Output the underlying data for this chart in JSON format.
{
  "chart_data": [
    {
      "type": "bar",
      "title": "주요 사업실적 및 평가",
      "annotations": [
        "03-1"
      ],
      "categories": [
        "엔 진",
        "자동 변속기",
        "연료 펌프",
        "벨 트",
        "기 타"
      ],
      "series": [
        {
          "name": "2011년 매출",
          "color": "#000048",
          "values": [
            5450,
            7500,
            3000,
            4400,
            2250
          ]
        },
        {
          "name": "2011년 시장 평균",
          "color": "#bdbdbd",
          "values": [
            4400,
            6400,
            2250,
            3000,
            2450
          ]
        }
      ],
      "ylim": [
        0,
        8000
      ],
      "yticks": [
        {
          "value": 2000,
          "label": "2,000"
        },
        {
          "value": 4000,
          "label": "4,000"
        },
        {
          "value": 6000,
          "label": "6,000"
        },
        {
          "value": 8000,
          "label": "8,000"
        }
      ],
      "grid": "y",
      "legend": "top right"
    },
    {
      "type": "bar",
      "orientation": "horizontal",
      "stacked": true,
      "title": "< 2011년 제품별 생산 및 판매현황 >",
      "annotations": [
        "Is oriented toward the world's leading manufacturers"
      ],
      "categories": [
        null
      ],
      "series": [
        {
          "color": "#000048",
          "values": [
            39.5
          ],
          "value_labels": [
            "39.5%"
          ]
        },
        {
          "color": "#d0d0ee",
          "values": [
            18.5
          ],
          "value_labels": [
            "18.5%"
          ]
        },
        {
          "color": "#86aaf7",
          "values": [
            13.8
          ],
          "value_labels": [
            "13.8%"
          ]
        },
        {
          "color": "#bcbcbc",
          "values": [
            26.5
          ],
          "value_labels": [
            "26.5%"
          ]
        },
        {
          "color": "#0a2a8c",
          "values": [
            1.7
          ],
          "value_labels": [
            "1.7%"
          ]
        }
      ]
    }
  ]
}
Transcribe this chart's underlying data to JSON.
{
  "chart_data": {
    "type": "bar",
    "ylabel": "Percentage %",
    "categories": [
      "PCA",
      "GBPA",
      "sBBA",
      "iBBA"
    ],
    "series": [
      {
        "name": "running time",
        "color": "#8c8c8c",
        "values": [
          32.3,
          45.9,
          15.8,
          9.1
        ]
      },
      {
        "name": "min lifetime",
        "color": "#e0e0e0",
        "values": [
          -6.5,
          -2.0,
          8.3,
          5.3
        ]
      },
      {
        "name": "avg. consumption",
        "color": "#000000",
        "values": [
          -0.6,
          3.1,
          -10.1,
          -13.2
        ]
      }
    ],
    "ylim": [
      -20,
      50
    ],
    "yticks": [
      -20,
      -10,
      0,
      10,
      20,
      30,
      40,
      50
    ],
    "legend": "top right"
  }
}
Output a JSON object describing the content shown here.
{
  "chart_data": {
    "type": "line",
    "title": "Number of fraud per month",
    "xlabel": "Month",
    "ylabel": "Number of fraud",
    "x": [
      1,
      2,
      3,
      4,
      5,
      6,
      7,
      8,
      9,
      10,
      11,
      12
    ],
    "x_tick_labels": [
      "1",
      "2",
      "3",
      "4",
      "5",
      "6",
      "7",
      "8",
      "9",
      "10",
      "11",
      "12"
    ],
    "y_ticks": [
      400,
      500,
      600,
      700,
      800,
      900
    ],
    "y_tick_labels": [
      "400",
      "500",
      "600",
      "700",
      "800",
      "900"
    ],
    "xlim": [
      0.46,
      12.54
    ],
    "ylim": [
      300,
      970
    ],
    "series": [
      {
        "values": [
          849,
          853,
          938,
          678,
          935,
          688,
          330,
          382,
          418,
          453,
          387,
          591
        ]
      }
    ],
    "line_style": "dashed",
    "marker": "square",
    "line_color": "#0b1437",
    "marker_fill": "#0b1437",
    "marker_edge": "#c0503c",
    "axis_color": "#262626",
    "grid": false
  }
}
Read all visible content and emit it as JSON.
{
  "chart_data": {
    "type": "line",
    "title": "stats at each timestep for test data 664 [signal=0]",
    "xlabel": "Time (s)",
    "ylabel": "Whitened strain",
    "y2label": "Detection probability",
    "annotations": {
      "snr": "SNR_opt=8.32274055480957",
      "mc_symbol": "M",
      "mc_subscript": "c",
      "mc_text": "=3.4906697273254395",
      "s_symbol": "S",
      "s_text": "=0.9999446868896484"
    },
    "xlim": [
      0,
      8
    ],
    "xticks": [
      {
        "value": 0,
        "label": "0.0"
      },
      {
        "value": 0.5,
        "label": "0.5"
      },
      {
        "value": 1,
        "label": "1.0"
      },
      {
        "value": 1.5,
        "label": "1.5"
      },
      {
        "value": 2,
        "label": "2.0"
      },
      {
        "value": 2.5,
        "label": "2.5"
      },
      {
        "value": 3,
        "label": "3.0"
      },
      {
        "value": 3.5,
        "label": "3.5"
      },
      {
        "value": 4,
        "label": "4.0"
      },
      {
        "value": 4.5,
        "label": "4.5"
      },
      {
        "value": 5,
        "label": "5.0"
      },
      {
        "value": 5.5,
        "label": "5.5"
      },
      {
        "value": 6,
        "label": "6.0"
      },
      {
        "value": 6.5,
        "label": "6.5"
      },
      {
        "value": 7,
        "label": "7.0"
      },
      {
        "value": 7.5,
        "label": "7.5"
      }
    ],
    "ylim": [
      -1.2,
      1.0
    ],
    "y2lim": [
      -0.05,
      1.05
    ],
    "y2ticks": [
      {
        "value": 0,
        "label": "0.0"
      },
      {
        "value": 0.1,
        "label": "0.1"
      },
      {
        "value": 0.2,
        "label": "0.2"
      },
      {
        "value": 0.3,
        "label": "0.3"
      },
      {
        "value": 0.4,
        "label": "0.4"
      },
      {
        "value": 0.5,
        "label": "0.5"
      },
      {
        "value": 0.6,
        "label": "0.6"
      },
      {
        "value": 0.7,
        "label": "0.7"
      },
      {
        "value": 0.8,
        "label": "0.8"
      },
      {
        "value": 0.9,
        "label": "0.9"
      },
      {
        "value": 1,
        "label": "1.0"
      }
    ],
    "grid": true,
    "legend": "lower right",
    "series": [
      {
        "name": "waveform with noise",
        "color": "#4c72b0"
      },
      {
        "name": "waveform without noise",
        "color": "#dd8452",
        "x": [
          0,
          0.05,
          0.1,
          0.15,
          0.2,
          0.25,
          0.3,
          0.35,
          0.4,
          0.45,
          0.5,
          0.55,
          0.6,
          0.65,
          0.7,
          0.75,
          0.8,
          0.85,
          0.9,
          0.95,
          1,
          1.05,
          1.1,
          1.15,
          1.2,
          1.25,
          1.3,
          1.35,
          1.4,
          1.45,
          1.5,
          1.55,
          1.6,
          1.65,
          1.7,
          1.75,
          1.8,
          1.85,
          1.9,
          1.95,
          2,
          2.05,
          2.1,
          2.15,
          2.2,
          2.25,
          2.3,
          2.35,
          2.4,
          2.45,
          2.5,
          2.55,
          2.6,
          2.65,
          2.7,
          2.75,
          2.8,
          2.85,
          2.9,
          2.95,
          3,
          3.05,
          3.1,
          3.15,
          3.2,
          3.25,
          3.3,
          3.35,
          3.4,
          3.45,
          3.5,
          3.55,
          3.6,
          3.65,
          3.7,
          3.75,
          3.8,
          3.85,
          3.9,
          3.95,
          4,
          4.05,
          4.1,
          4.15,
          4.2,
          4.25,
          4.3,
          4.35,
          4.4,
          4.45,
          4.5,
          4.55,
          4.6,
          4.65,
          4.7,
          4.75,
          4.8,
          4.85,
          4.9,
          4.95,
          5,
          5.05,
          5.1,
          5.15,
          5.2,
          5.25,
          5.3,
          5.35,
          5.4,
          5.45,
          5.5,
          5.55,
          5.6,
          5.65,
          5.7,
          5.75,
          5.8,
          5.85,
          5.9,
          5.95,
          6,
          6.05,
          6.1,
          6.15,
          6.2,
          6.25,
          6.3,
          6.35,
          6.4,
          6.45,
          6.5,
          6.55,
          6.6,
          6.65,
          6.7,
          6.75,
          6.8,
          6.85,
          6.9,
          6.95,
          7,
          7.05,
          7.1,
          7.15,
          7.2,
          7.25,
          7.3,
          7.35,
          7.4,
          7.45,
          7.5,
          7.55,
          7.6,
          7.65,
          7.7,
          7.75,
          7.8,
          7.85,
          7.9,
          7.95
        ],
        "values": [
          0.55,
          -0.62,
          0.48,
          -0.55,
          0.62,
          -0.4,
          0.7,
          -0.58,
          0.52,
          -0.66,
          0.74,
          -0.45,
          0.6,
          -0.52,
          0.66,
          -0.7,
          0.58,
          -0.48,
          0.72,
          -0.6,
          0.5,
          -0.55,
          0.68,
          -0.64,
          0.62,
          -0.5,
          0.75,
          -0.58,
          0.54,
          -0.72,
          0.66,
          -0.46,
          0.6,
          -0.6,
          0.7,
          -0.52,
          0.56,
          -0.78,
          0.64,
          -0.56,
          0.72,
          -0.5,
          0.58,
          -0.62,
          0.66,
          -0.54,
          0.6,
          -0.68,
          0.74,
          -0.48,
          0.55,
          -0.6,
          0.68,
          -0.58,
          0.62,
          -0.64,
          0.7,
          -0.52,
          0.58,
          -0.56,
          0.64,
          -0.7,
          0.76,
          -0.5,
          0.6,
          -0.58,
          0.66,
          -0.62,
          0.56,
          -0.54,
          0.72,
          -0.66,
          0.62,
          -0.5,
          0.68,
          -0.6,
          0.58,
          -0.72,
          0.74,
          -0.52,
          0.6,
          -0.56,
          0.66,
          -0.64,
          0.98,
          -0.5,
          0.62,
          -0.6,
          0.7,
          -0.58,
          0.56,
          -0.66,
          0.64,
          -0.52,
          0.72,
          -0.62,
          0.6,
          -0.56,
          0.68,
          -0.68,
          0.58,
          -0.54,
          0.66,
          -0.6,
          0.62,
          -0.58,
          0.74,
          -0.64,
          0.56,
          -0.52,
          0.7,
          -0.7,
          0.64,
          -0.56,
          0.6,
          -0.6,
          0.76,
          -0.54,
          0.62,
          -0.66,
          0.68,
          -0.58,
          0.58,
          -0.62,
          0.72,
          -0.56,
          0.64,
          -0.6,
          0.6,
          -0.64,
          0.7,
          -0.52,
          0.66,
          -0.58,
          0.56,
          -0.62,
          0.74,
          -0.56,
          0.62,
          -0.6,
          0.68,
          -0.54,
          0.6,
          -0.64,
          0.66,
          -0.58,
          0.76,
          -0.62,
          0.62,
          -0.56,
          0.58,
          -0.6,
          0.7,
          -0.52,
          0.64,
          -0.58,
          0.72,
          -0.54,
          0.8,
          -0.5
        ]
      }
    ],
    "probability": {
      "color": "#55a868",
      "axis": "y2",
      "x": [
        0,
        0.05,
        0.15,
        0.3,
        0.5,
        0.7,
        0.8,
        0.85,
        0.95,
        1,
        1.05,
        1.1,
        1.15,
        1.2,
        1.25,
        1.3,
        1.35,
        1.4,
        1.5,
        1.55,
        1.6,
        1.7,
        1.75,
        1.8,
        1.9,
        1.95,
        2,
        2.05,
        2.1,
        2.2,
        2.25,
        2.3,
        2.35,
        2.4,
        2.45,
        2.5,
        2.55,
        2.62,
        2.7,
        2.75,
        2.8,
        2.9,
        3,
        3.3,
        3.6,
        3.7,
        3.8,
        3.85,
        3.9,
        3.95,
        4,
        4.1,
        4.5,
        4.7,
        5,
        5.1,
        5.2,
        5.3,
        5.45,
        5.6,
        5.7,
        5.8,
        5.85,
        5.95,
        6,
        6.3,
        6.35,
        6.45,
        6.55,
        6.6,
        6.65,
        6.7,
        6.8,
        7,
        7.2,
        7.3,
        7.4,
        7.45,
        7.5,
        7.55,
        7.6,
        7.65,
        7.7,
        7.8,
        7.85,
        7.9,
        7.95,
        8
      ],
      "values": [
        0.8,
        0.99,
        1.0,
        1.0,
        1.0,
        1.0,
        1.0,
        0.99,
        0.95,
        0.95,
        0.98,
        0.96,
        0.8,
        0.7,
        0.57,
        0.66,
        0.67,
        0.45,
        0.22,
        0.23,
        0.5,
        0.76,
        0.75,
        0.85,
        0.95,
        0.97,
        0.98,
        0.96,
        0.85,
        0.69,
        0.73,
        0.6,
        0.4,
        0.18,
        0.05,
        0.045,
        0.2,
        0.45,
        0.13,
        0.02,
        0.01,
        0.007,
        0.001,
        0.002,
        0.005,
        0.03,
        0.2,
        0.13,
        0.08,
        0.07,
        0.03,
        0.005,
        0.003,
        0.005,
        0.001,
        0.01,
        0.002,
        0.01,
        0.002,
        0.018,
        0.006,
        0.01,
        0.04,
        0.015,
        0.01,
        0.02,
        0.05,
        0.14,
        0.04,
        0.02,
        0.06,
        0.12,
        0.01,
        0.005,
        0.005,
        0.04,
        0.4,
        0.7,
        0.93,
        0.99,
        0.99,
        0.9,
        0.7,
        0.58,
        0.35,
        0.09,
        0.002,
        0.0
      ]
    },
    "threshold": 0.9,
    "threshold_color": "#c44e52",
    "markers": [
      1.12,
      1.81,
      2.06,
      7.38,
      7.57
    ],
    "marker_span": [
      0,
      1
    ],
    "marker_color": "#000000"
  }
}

○ ○ ○ ○

**What you need to do:**
Copy each line of the data that contains the word "underlying".

**Solution below:**
Output the underlying data for this chart in JSON format.
Transcribe this chart's underlying data to JSON.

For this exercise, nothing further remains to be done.